Exercise requirements: Provide the records once more, identical to the original.

Dataset items
________
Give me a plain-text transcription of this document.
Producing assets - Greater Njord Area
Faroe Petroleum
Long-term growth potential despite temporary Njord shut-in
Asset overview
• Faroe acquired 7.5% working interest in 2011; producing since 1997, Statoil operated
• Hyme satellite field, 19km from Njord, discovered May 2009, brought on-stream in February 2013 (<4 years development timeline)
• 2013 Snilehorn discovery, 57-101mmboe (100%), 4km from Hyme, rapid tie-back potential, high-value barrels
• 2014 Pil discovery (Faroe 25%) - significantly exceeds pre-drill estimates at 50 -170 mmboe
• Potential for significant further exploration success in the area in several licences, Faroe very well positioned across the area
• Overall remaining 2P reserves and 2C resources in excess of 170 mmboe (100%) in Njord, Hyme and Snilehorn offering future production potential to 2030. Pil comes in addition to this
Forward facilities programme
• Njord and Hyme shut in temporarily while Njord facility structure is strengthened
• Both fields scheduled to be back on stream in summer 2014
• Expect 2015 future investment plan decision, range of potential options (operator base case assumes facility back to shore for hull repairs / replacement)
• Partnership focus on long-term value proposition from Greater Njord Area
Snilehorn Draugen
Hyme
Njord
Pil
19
________
Solution for this problem:
Give me a plain-text transcription of this document.
Producing assets - Greater Njord Area
Faroe Petroleum
Long-term growth potential despite temporary Njord shut-in
Asset overview
• Faroe acquired 7.5% working interest in 2011; producing since 1997, Statoil operated
• Hyme satellite field, 19km from Njord, discovered May 2009, brought on-stream in February 2013 (<4 years development timeline)
• 2013 Snilehorn discovery, 57-101mmboe (100%), 4km from Hyme, rapid tie-back potential, high-value barrels
• 2014 Pil discovery (Faroe 25%) - significantly exceeds pre-drill estimates at 50 -170 mmboe
• Potential for significant further exploration success in the area in several licences, Faroe very well positioned across the area
• Overall remaining 2P reserves and 2C resources in excess of 170 mmboe (100%) in Njord, Hyme and Snilehorn offering future production potential to 2030. Pil comes in addition to this
Forward facilities programme
• Njord and Hyme shut in temporarily while Njord facility structure is strengthened
• Both fields scheduled to be back on stream in summer 2014
• Expect 2015 future investment plan decision, range of potential options (operator base case assumes facility back to shore for hull repairs / replacement)
• Partnership focus on long-term value proposition from Greater Njord Area
Snilehorn Draugen
Hyme
Njord
Pil
19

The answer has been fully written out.